__Exercise description__.
Return the whole listing exactly as it stands.

Dataset records
════════════════

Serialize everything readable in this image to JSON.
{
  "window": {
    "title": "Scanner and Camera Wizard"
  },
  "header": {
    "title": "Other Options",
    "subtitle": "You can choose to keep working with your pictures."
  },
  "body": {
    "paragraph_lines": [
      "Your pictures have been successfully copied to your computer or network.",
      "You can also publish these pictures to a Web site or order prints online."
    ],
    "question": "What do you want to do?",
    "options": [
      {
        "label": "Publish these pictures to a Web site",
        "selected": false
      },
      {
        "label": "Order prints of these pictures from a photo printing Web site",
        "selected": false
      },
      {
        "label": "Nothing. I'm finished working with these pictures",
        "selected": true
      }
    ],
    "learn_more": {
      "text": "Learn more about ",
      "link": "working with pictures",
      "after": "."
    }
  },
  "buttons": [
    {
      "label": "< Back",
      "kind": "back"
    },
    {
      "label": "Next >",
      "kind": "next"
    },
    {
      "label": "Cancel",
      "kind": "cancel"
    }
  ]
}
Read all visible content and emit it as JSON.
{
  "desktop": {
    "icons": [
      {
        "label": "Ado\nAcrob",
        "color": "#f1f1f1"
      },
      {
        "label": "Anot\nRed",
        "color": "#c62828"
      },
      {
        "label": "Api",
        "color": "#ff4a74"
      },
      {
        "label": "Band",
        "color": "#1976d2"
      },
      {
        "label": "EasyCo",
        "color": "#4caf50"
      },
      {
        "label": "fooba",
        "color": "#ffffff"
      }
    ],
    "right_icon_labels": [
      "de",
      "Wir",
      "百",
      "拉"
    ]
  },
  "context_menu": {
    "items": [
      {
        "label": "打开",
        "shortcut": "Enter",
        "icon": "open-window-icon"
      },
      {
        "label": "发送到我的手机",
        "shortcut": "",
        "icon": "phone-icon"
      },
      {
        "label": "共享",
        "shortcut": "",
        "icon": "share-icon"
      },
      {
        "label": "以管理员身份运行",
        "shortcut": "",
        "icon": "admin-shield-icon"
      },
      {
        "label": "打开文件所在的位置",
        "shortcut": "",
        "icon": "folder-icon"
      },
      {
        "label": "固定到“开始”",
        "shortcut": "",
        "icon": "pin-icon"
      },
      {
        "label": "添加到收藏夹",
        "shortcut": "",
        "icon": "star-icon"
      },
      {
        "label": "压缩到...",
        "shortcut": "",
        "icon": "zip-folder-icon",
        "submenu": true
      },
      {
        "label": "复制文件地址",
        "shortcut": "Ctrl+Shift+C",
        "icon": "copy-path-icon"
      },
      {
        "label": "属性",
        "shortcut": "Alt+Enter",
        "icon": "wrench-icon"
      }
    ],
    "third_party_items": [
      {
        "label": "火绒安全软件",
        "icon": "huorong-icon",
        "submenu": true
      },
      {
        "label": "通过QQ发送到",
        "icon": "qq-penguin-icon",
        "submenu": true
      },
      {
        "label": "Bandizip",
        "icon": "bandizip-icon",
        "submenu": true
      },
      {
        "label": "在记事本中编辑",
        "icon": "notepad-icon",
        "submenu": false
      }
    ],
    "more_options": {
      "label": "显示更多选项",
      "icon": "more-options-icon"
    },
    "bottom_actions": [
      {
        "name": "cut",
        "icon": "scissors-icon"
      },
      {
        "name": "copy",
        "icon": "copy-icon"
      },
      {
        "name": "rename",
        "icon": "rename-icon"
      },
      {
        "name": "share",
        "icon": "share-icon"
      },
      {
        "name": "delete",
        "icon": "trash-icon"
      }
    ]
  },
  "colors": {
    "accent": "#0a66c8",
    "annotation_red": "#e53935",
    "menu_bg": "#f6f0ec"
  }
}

════════════════

__Solved exercise__.
Serialize everything readable in this image to JSON.
{
  "window": {
    "title": "Scanner and Camera Wizard"
  },
  "header": {
    "title": "Other Options",
    "subtitle": "You can choose to keep working with your pictures."
  },
  "body": {
    "paragraph_lines": [
      "Your pictures have been successfully copied to your computer or network.",
      "You can also publish these pictures to a Web site or order prints online."
    ],
    "question": "What do you want to do?",
    "options": [
      {
        "label": "Publish these pictures to a Web site",
        "selected": false
      },
      {
        "label": "Order prints of these pictures from a photo printing Web site",
        "selected": false
      },
      {
        "label": "Nothing. I'm finished working with these pictures",
        "selected": true
      }
    ],
    "learn_more": {
      "text": "Learn more about ",
      "link": "working with pictures",
      "after": "."
    }
  },
  "buttons": [
    {
      "label": "< Back",
      "kind": "back"
    },
    {
      "label": "Next >",
      "kind": "next"
    },
    {
      "label": "Cancel",
      "kind": "cancel"
    }
  ]
}
Read all visible content and emit it as JSON.
{
  "desktop": {
    "icons": [
      {
        "label": "Ado\nAcrob",
        "color": "#f1f1f1"
      },
      {
        "label": "Anot\nRed",
        "color": "#c62828"
      },
      {
        "label": "Api",
        "color": "#ff4a74"
      },
      {
        "label": "Band",
        "color": "#1976d2"
      },
      {
        "label": "EasyCo",
        "color": "#4caf50"
      },
      {
        "label": "fooba",
        "color": "#ffffff"
      }
    ],
    "right_icon_labels": [
      "de",
      "Wir",
      "百",
      "拉"
    ]
  },
  "context_menu": {
    "items": [
      {
        "label": "打开",
        "shortcut": "Enter",
        "icon": "open-window-icon"
      },
      {
        "label": "发送到我的手机",
        "shortcut": "",
        "icon": "phone-icon"
      },
      {
        "label": "共享",
        "shortcut": "",
        "icon": "share-icon"
      },
      {
        "label": "以管理员身份运行",
        "shortcut": "",
        "icon": "admin-shield-icon"
      },
      {
        "label": "打开文件所在的位置",
        "shortcut": "",
        "icon": "folder-icon"
      },
      {
        "label": "固定到“开始”",
        "shortcut": "",
        "icon": "pin-icon"
      },
      {
        "label": "添加到收藏夹",
        "shortcut": "",
        "icon": "star-icon"
      },
      {
        "label": "压缩到...",
        "shortcut": "",
        "icon": "zip-folder-icon",
        "submenu": true
      },
      {
        "label": "复制文件地址",
        "shortcut": "Ctrl+Shift+C",
        "icon": "copy-path-icon"
      },
      {
        "label": "属性",
        "shortcut": "Alt+Enter",
        "icon": "wrench-icon"
      }
    ],
    "third_party_items": [
      {
        "label": "火绒安全软件",
        "icon": "huorong-icon",
        "submenu": true
      },
      {
        "label": "通过QQ发送到",
        "icon": "qq-penguin-icon",
        "submenu": true
      },
      {
        "label": "Bandizip",
        "icon": "bandizip-icon",
        "submenu": true
      },
      {
        "label": "在记事本中编辑",
        "icon": "notepad-icon",
        "submenu": false
      }
    ],
    "more_options": {
      "label": "显示更多选项",
      "icon": "more-options-icon"
    },
    "bottom_actions": [
      {
        "name": "cut",
        "icon": "scissors-icon"
      },
      {
        "name": "copy",
        "icon": "copy-icon"
      },
      {
        "name": "rename",
        "icon": "rename-icon"
      },
      {
        "name": "share",
        "icon": "share-icon"
      },
      {
        "name": "delete",
        "icon": "trash-icon"
      }
    ]
  },
  "colors": {
    "accent": "#0a66c8",
    "annotation_red": "#e53935",
    "menu_bg": "#f6f0ec"
  }
}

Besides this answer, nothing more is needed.